-- Problem statement --
Restate each line of the listing exactly, without carrying over any pictures.
### Data supplied
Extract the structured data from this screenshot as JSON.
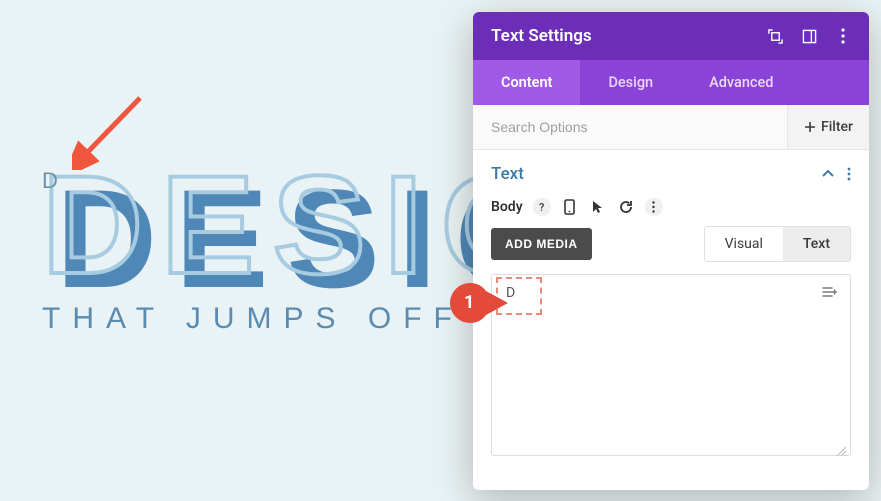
{
  "canvas": {
    "big_word": "DESIGN",
    "editing_letter": "D",
    "subtitle": "THAT JUMPS OFF TH"
  },
  "annotation": {
    "step_number": "1"
  },
  "panel": {
    "title": "Text Settings",
    "tabs": {
      "content": "Content",
      "design": "Design",
      "advanced": "Advanced"
    },
    "search_placeholder": "Search Options",
    "filter_label": "Filter",
    "section": {
      "title": "Text",
      "body_label": "Body",
      "add_media": "ADD MEDIA",
      "editor_tabs": {
        "visual": "Visual",
        "text": "Text"
      },
      "editor_value": "D"
    }
  }
}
######
-- Output below --
Extract the structured data from this screenshot as JSON.
{
  "canvas": {
    "big_word": "DESIGN",
    "editing_letter": "D",
    "subtitle": "THAT JUMPS OFF TH"
  },
  "annotation": {
    "step_number": "1"
  },
  "panel": {
    "title": "Text Settings",
    "tabs": {
      "content": "Content",
      "design": "Design",
      "advanced": "Advanced"
    },
    "search_placeholder": "Search Options",
    "filter_label": "Filter",
    "section": {
      "title": "Text",
      "body_label": "Body",
      "add_media": "ADD MEDIA",
      "editor_tabs": {
        "visual": "Visual",
        "text": "Text"
      },
      "editor_value": "D"
    }
  }
}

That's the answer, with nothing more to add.